## What the task requires
Identify every line in the records below that contains the word "ingresso", and reproduce each one.

## Material to process
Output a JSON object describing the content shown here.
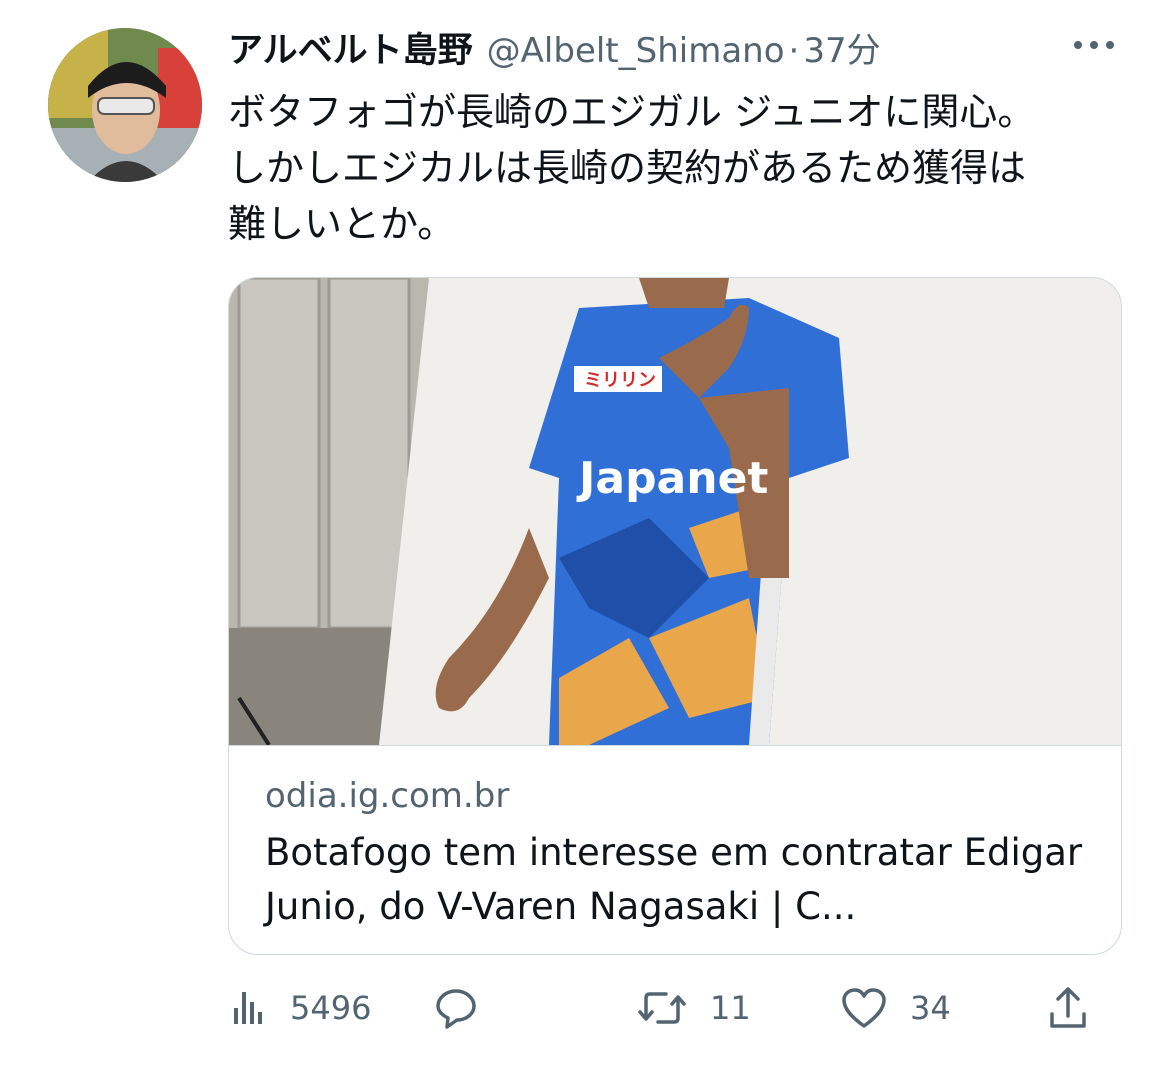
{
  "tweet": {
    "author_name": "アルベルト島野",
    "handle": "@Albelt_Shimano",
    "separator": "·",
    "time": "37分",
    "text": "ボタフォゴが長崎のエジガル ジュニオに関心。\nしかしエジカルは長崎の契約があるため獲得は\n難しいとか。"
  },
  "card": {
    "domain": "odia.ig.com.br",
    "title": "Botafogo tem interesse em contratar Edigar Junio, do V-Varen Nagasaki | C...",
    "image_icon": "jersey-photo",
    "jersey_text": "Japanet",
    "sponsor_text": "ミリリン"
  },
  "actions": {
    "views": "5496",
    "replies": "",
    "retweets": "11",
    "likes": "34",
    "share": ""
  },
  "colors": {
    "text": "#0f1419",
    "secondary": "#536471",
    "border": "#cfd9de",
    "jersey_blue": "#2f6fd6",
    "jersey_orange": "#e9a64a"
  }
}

==

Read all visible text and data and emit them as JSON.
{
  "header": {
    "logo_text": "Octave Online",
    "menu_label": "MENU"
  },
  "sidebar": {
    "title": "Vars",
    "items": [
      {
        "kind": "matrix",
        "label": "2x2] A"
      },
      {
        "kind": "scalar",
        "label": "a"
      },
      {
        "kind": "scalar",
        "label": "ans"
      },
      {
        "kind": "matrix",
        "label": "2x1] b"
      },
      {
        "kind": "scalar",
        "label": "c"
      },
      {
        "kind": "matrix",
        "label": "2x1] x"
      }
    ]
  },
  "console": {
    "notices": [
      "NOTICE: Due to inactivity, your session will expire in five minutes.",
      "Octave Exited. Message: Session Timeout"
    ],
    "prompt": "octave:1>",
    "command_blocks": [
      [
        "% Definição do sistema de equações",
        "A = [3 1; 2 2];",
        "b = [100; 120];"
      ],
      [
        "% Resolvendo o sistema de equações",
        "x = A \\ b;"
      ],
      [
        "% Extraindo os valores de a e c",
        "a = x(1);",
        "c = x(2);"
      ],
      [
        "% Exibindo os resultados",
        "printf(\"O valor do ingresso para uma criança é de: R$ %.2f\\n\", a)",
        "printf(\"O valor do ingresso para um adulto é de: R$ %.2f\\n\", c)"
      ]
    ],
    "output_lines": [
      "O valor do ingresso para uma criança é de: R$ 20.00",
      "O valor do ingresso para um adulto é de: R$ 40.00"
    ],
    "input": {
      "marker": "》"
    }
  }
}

## Output of the exercise
        "printf(\"O valor do ingresso para uma criança é de: R$ %.2f\\n\", a)",
        "printf(\"O valor do ingresso para um adulto é de: R$ %.2f\\n\", c)"
      "O valor do ingresso para uma criança é de: R$ 20.00",
      "O valor do ingresso para um adulto é de: R$ 40.00"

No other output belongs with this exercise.